Search the material below for the word "Create". Copy every line that has it.

INPUT RECORDS:

================

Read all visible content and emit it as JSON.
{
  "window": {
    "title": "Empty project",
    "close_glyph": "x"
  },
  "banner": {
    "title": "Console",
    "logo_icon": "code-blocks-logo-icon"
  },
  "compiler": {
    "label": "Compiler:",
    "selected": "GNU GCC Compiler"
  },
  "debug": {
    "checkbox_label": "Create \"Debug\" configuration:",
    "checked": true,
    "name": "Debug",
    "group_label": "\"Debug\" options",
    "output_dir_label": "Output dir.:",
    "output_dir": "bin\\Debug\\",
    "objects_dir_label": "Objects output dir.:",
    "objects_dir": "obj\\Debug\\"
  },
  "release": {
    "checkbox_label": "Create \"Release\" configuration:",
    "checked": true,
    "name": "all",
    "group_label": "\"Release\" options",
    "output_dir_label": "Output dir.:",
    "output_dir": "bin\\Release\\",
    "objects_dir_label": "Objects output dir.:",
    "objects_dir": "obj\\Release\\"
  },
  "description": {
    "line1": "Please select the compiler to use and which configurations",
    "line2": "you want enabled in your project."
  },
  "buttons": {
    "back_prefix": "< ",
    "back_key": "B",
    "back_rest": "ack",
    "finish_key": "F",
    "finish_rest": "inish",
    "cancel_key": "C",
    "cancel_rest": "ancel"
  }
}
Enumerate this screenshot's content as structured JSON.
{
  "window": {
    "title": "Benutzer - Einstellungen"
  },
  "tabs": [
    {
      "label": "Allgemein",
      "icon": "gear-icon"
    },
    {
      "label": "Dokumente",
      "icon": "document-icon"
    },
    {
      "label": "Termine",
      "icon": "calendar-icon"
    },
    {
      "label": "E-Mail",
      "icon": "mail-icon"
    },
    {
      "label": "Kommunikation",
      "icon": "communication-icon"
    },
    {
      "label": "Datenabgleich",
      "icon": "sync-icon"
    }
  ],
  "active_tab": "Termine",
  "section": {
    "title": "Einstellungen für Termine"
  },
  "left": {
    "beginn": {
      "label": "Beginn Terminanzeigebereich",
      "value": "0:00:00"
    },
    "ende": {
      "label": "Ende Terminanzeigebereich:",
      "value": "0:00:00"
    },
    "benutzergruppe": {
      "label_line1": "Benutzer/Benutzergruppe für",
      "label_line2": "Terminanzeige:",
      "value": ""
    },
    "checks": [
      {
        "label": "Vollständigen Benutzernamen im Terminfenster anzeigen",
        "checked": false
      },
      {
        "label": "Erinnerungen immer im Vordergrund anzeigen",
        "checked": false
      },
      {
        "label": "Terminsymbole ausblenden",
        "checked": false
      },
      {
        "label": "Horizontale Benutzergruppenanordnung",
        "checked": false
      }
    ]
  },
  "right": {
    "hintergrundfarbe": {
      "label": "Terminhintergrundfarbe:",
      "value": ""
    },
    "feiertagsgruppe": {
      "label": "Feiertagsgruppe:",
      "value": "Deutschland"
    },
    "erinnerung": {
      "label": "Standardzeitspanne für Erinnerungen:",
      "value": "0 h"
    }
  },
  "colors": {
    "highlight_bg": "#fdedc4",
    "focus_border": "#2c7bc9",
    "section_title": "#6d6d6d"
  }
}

================

RESULT:
    "checkbox_label": "Create \"Debug\" configuration:",
    "checkbox_label": "Create \"Release\" configuration:",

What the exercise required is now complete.